> [Goal]: What follows is a block of records; restate each one word for word.

......

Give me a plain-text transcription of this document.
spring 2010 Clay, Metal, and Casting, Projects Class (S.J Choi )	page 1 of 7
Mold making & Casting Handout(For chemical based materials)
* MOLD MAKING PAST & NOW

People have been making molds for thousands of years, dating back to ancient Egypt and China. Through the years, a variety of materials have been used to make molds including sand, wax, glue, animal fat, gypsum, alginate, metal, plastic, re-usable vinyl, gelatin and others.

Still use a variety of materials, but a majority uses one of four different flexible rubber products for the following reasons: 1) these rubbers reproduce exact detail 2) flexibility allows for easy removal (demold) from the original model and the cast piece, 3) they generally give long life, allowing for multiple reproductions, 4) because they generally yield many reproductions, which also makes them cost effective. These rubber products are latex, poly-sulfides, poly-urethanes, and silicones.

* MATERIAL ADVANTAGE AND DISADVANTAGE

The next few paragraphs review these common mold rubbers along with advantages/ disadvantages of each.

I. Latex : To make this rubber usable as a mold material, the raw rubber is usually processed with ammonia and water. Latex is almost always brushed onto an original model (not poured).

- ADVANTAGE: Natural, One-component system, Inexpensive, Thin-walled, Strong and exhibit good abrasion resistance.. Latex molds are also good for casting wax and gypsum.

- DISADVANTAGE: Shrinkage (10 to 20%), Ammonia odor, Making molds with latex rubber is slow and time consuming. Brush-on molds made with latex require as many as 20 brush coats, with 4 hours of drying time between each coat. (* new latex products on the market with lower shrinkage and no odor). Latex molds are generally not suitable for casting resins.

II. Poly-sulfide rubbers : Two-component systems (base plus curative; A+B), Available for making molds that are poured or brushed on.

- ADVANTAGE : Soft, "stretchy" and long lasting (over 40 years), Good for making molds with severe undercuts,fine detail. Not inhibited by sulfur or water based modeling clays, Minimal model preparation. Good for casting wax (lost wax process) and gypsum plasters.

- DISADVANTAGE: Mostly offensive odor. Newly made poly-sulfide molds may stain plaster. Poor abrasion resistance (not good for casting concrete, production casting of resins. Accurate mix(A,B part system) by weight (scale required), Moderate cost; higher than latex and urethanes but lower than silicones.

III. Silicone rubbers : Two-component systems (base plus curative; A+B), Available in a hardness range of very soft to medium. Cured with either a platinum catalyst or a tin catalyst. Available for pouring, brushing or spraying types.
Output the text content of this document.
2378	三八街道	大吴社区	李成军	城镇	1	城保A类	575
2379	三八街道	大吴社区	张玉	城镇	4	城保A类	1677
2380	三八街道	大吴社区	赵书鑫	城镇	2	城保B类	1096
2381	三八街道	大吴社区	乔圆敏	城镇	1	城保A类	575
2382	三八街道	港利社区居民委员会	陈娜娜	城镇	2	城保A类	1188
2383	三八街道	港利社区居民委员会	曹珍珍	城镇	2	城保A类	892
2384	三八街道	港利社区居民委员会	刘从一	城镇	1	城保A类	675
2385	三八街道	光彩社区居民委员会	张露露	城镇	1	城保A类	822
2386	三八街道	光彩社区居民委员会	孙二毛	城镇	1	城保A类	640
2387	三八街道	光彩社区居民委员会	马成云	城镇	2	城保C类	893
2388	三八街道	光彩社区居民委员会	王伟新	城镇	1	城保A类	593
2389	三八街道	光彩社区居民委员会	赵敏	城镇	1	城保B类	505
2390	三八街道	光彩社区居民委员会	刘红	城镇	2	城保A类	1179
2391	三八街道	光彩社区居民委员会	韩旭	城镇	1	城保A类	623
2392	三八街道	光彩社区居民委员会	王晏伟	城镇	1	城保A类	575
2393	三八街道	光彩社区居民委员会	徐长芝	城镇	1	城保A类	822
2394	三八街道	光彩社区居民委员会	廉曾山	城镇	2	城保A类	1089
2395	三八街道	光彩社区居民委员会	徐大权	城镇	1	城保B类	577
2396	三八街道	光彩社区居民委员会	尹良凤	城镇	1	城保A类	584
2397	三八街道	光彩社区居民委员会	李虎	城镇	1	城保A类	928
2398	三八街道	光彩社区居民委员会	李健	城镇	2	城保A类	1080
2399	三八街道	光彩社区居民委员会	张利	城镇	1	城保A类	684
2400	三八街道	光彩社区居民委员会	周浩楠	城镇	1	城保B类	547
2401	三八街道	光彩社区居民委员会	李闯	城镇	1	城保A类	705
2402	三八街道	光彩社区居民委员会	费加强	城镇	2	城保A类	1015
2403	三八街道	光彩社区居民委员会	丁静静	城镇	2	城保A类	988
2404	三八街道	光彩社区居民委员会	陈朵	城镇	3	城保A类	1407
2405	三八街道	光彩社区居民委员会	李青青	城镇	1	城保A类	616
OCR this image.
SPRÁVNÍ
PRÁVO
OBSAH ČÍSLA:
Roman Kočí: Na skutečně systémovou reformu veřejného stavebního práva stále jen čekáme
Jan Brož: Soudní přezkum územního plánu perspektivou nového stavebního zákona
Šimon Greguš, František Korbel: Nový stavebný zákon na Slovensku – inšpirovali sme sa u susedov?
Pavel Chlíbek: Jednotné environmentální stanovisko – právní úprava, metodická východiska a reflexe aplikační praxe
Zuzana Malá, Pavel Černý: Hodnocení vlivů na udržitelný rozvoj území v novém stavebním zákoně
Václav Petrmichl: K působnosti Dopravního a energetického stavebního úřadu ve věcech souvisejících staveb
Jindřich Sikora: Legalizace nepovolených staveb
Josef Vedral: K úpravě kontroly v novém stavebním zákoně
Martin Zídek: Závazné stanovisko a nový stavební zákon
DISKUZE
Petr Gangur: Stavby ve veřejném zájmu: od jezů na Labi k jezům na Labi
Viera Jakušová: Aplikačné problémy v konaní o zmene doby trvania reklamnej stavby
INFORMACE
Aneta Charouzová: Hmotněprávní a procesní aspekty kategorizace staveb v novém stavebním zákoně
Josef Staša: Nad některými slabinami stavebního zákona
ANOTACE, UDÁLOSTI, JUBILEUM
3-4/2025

......

> [Worked solution]:
Give me a plain-text transcription of this document.
spring 2010 Clay, Metal, and Casting, Projects Class (S.J Choi )	page 1 of 7
Mold making & Casting Handout(For chemical based materials)
* MOLD MAKING PAST & NOW

People have been making molds for thousands of years, dating back to ancient Egypt and China. Through the years, a variety of materials have been used to make molds including sand, wax, glue, animal fat, gypsum, alginate, metal, plastic, re-usable vinyl, gelatin and others.

Still use a variety of materials, but a majority uses one of four different flexible rubber products for the following reasons: 1) these rubbers reproduce exact detail 2) flexibility allows for easy removal (demold) from the original model and the cast piece, 3) they generally give long life, allowing for multiple reproductions, 4) because they generally yield many reproductions, which also makes them cost effective. These rubber products are latex, poly-sulfides, poly-urethanes, and silicones.

* MATERIAL ADVANTAGE AND DISADVANTAGE

The next few paragraphs review these common mold rubbers along with advantages/ disadvantages of each.

I. Latex : To make this rubber usable as a mold material, the raw rubber is usually processed with ammonia and water. Latex is almost always brushed onto an original model (not poured).

- ADVANTAGE: Natural, One-component system, Inexpensive, Thin-walled, Strong and exhibit good abrasion resistance.. Latex molds are also good for casting wax and gypsum.

- DISADVANTAGE: Shrinkage (10 to 20%), Ammonia odor, Making molds with latex rubber is slow and time consuming. Brush-on molds made with latex require as many as 20 brush coats, with 4 hours of drying time between each coat. (* new latex products on the market with lower shrinkage and no odor). Latex molds are generally not suitable for casting resins.

II. Poly-sulfide rubbers : Two-component systems (base plus curative; A+B), Available for making molds that are poured or brushed on.

- ADVANTAGE : Soft, "stretchy" and long lasting (over 40 years), Good for making molds with severe undercuts,fine detail. Not inhibited by sulfur or water based modeling clays, Minimal model preparation. Good for casting wax (lost wax process) and gypsum plasters.

- DISADVANTAGE: Mostly offensive odor. Newly made poly-sulfide molds may stain plaster. Poor abrasion resistance (not good for casting concrete, production casting of resins. Accurate mix(A,B part system) by weight (scale required), Moderate cost; higher than latex and urethanes but lower than silicones.

III. Silicone rubbers : Two-component systems (base plus curative; A+B), Available in a hardness range of very soft to medium. Cured with either a platinum catalyst or a tin catalyst. Available for pouring, brushing or spraying types.
Output the text content of this document.
2378	三八街道	大吴社区	李成军	城镇	1	城保A类	575
2379	三八街道	大吴社区	张玉	城镇	4	城保A类	1677
2380	三八街道	大吴社区	赵书鑫	城镇	2	城保B类	1096
2381	三八街道	大吴社区	乔圆敏	城镇	1	城保A类	575
2382	三八街道	港利社区居民委员会	陈娜娜	城镇	2	城保A类	1188
2383	三八街道	港利社区居民委员会	曹珍珍	城镇	2	城保A类	892
2384	三八街道	港利社区居民委员会	刘从一	城镇	1	城保A类	675
2385	三八街道	光彩社区居民委员会	张露露	城镇	1	城保A类	822
2386	三八街道	光彩社区居民委员会	孙二毛	城镇	1	城保A类	640
2387	三八街道	光彩社区居民委员会	马成云	城镇	2	城保C类	893
2388	三八街道	光彩社区居民委员会	王伟新	城镇	1	城保A类	593
2389	三八街道	光彩社区居民委员会	赵敏	城镇	1	城保B类	505
2390	三八街道	光彩社区居民委员会	刘红	城镇	2	城保A类	1179
2391	三八街道	光彩社区居民委员会	韩旭	城镇	1	城保A类	623
2392	三八街道	光彩社区居民委员会	王晏伟	城镇	1	城保A类	575
2393	三八街道	光彩社区居民委员会	徐长芝	城镇	1	城保A类	822
2394	三八街道	光彩社区居民委员会	廉曾山	城镇	2	城保A类	1089
2395	三八街道	光彩社区居民委员会	徐大权	城镇	1	城保B类	577
2396	三八街道	光彩社区居民委员会	尹良凤	城镇	1	城保A类	584
2397	三八街道	光彩社区居民委员会	李虎	城镇	1	城保A类	928
2398	三八街道	光彩社区居民委员会	李健	城镇	2	城保A类	1080
2399	三八街道	光彩社区居民委员会	张利	城镇	1	城保A类	684
2400	三八街道	光彩社区居民委员会	周浩楠	城镇	1	城保B类	547
2401	三八街道	光彩社区居民委员会	李闯	城镇	1	城保A类	705
2402	三八街道	光彩社区居民委员会	费加强	城镇	2	城保A类	1015
2403	三八街道	光彩社区居民委员会	丁静静	城镇	2	城保A类	988
2404	三八街道	光彩社区居民委员会	陈朵	城镇	3	城保A类	1407
2405	三八街道	光彩社区居民委员会	李青青	城镇	1	城保A类	616
OCR this image.
SPRÁVNÍ
PRÁVO
OBSAH ČÍSLA:
Roman Kočí: Na skutečně systémovou reformu veřejného stavebního práva stále jen čekáme
Jan Brož: Soudní přezkum územního plánu perspektivou nového stavebního zákona
Šimon Greguš, František Korbel: Nový stavebný zákon na Slovensku – inšpirovali sme sa u susedov?
Pavel Chlíbek: Jednotné environmentální stanovisko – právní úprava, metodická východiska a reflexe aplikační praxe
Zuzana Malá, Pavel Černý: Hodnocení vlivů na udržitelný rozvoj území v novém stavebním zákoně
Václav Petrmichl: K působnosti Dopravního a energetického stavebního úřadu ve věcech souvisejících staveb
Jindřich Sikora: Legalizace nepovolených staveb
Josef Vedral: K úpravě kontroly v novém stavebním zákoně
Martin Zídek: Závazné stanovisko a nový stavební zákon
DISKUZE
Petr Gangur: Stavby ve veřejném zájmu: od jezů na Labi k jezům na Labi
Viera Jakušová: Aplikačné problémy v konaní o zmene doby trvania reklamnej stavby
INFORMACE
Aneta Charouzová: Hmotněprávní a procesní aspekty kategorizace staveb v novém stavebním zákoně
Josef Staša: Nad některými slabinami stavebního zákona
ANOTACE, UDÁLOSTI, JUBILEUM
3-4/2025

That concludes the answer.